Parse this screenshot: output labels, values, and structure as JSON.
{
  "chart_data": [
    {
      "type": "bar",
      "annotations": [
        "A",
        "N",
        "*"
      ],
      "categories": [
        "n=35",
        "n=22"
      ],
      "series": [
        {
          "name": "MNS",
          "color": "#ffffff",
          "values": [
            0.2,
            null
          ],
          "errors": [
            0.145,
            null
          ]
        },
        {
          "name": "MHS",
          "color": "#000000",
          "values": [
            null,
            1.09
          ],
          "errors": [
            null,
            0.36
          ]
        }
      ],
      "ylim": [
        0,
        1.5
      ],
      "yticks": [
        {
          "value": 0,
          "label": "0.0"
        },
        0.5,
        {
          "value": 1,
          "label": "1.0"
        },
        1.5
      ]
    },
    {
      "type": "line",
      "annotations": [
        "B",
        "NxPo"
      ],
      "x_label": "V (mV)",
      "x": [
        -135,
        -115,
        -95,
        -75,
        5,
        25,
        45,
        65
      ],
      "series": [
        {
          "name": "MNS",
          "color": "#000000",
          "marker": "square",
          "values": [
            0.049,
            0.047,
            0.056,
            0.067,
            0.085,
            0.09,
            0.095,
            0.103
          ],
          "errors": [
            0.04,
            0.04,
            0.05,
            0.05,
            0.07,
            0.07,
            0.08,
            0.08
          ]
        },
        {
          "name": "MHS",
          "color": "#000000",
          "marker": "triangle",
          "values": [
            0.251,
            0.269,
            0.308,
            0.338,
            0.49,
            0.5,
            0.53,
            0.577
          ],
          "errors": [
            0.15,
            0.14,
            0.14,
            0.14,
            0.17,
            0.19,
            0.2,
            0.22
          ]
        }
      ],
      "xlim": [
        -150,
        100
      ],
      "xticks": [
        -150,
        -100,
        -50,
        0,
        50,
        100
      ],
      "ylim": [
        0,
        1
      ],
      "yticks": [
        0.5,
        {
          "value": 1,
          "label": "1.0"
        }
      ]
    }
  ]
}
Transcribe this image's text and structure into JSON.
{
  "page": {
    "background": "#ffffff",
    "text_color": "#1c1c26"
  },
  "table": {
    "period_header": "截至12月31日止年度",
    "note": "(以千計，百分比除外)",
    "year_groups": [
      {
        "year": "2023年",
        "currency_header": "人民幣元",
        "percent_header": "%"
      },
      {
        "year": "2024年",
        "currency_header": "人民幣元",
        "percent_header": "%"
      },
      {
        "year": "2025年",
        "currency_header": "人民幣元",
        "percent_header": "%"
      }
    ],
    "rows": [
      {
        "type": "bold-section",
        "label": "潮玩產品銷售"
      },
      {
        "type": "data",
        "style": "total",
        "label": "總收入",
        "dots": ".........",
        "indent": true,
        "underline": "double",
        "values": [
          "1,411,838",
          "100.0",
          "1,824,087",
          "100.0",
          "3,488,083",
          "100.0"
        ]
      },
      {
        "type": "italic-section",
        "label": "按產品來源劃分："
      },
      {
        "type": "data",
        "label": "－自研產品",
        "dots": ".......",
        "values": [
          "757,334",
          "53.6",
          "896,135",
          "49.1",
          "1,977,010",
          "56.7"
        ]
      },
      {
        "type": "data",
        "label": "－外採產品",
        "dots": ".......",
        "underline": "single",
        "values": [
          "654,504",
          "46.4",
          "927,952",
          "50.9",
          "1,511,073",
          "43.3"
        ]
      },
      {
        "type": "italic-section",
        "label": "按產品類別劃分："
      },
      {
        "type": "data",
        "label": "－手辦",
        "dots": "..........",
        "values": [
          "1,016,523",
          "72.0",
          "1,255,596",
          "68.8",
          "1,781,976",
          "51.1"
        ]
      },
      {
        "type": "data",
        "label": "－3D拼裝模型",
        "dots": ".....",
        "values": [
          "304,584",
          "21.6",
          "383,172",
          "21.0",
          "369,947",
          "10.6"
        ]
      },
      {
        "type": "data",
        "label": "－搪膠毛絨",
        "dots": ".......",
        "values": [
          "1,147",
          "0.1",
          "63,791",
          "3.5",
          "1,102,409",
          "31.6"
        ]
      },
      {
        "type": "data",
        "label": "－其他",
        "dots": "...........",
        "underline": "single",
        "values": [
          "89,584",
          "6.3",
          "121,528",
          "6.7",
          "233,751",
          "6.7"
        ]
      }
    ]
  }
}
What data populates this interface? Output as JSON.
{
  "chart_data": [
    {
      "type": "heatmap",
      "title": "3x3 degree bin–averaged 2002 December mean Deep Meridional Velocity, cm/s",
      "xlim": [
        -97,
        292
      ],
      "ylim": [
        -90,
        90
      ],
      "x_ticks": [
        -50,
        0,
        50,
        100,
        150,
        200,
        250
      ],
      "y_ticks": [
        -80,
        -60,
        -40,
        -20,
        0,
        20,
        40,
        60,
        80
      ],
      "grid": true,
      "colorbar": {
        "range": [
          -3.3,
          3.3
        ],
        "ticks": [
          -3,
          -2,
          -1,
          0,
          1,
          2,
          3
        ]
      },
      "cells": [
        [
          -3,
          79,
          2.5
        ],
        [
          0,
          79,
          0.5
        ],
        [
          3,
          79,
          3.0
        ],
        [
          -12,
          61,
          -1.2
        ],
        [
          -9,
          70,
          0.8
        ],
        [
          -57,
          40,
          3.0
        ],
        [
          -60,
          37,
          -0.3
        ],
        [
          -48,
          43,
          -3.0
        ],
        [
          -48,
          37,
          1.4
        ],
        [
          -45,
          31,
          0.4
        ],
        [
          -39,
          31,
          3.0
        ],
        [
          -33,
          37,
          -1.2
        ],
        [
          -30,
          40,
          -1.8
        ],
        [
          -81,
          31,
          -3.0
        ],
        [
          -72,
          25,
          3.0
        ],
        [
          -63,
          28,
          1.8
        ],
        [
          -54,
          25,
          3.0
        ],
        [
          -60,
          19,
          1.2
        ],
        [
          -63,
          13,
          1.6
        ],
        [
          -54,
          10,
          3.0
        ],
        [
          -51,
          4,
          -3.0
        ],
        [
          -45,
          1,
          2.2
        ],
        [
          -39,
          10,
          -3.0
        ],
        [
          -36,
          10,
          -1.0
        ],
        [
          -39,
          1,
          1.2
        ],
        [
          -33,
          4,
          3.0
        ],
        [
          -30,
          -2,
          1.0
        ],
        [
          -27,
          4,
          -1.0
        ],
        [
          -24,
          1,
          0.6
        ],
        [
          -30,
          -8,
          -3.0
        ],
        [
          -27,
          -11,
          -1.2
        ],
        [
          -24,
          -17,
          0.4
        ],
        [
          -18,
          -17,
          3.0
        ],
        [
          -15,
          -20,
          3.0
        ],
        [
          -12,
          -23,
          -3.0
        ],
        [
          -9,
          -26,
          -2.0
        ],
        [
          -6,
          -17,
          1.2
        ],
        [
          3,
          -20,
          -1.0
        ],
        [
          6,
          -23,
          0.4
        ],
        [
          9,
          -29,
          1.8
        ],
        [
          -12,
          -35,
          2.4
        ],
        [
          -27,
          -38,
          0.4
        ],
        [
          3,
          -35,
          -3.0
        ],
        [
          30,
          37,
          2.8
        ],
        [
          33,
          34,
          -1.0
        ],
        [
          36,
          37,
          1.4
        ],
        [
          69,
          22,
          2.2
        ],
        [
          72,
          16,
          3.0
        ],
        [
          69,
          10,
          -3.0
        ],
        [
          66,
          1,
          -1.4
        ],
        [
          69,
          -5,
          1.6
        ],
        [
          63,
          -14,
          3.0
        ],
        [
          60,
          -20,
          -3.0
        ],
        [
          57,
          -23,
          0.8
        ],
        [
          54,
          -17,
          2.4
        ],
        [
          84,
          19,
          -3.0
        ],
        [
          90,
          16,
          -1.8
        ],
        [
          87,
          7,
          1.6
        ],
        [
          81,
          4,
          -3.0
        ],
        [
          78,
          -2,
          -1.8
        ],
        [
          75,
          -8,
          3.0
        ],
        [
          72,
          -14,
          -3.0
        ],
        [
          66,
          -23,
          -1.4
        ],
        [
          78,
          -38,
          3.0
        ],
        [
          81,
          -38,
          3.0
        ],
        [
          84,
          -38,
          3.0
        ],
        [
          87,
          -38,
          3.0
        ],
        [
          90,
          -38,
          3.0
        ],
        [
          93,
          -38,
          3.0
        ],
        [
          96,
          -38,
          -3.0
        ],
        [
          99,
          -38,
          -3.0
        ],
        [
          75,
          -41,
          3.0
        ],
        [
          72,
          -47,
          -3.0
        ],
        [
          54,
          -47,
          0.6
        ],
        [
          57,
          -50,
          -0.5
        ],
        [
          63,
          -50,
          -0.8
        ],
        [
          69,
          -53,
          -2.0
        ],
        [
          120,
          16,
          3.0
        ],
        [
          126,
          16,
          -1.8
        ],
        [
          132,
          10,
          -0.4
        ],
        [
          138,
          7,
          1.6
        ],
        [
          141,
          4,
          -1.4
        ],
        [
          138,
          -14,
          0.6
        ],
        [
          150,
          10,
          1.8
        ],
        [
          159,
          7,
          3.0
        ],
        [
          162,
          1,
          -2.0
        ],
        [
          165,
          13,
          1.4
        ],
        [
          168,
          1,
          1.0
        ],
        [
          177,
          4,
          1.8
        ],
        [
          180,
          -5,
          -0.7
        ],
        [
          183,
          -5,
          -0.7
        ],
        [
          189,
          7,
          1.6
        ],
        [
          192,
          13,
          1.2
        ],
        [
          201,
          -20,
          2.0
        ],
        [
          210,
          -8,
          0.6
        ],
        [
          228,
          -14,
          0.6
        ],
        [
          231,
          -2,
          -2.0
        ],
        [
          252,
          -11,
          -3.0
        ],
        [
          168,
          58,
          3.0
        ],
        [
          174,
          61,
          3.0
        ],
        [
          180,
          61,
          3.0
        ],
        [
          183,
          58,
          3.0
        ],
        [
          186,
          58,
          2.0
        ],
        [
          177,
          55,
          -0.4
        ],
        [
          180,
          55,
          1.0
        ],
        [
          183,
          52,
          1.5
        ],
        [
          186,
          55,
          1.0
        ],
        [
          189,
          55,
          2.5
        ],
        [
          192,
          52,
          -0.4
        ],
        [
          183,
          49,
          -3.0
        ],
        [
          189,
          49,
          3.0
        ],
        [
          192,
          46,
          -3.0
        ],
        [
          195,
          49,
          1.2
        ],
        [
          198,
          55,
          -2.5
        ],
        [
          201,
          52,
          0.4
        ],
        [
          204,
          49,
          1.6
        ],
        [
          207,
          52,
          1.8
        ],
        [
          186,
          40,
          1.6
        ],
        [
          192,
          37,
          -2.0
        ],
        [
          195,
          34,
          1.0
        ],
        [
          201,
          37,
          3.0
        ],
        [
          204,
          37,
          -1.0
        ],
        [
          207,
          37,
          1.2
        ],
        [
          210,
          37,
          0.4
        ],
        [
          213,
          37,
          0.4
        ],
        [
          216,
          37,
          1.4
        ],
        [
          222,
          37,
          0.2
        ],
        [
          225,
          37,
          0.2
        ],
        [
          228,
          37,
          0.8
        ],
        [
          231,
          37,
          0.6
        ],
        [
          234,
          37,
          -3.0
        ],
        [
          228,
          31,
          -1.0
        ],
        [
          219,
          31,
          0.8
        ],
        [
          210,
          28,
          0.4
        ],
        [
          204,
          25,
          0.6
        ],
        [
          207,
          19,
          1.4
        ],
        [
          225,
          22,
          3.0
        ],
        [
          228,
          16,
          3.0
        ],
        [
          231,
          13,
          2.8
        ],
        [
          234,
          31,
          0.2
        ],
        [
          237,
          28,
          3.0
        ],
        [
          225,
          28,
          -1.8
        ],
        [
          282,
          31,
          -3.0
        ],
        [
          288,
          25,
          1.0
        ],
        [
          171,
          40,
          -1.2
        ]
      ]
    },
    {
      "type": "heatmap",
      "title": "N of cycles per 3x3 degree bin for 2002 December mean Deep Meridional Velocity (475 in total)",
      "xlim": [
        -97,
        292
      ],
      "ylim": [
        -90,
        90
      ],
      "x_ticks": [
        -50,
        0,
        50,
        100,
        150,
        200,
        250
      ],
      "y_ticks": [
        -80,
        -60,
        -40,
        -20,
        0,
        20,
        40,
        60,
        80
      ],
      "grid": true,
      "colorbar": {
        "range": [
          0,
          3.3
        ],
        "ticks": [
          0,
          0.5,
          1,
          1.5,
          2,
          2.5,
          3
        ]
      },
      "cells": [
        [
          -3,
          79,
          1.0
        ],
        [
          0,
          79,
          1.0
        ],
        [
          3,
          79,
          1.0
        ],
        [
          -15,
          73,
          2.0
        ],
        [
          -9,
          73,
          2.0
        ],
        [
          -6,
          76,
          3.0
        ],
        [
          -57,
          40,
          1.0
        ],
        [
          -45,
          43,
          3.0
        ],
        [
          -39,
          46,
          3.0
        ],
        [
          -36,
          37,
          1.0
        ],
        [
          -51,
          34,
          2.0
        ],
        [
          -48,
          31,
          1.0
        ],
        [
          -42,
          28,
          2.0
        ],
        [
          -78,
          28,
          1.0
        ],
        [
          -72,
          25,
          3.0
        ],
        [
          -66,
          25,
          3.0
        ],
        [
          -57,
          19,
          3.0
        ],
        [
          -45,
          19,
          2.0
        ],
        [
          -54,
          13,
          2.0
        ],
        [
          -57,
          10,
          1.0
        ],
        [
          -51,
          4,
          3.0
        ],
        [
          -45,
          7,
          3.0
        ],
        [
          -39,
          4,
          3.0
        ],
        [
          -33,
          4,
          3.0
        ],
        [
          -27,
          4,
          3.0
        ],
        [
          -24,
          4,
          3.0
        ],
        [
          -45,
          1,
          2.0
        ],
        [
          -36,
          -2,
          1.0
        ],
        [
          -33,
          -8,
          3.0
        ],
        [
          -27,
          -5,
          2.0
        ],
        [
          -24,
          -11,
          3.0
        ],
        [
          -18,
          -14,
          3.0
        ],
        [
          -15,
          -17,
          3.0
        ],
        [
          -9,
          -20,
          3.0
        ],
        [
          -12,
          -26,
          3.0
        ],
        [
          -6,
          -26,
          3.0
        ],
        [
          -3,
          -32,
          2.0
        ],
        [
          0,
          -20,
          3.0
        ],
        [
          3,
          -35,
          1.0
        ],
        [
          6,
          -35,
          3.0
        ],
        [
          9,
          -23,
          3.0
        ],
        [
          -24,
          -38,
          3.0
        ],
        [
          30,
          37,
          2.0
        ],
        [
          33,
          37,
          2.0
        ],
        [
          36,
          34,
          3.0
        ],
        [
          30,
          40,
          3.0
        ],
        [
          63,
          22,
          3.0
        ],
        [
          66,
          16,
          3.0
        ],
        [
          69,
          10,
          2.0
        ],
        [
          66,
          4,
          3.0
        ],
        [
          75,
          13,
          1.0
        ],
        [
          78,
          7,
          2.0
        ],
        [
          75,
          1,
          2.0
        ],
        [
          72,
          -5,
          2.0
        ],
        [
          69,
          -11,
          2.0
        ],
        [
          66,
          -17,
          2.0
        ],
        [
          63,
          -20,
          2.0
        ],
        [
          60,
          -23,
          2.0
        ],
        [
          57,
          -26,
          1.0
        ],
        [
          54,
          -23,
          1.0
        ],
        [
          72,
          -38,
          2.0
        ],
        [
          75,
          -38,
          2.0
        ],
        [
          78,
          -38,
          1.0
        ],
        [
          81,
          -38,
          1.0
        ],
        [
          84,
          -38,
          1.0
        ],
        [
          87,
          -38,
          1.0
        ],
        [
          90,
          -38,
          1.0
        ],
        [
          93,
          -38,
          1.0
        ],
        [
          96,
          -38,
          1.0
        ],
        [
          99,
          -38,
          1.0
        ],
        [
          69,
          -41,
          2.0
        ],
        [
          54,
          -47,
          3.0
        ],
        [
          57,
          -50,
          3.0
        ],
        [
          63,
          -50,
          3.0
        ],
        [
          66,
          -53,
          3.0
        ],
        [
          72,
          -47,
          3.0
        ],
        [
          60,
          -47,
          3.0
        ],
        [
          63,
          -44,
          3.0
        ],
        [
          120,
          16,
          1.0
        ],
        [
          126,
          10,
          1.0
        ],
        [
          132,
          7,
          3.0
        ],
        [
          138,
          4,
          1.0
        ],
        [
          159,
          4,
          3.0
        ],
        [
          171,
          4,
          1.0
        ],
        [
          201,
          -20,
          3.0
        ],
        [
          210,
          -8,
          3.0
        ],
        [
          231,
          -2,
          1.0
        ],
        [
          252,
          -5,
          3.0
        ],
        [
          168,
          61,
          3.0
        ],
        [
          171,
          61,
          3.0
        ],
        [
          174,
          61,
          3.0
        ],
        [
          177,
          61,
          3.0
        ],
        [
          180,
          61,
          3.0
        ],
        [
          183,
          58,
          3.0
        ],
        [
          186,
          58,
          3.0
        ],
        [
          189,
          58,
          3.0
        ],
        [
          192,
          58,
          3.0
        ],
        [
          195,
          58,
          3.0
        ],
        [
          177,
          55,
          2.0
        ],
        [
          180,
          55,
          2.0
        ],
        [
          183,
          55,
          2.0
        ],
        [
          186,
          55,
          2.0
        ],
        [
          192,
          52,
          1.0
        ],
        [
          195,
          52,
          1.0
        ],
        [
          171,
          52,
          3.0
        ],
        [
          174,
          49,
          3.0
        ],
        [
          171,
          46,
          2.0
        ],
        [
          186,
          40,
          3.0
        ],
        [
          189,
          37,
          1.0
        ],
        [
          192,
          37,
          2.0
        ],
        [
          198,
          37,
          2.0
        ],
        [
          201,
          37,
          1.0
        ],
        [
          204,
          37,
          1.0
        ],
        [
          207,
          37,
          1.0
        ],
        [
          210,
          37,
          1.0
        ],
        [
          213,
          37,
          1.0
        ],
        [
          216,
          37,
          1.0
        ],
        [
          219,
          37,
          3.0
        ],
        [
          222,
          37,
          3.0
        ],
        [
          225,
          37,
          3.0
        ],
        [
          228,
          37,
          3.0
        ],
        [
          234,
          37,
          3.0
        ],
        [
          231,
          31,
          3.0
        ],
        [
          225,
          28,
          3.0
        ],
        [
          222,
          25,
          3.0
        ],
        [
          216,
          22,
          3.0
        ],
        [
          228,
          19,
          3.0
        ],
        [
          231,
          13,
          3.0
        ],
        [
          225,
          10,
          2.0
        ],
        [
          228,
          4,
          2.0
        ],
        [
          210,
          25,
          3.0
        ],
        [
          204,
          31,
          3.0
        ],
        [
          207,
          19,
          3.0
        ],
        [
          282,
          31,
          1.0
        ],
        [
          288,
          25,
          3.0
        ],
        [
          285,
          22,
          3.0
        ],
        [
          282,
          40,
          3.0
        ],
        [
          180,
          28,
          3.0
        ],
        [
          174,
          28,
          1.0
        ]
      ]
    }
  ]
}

^^^^^^^^^^^^^^^^

• SET PROBLEM
Wherever "Deep" shows up in a line, copy that line.

• WRITTEN RESPONSE
      "title": "3x3 degree bin–averaged 2002 December mean Deep Meridional Velocity, cm/s",
      "title": "N of cycles per 3x3 degree bin for 2002 December mean Deep Meridional Velocity (475 in total)",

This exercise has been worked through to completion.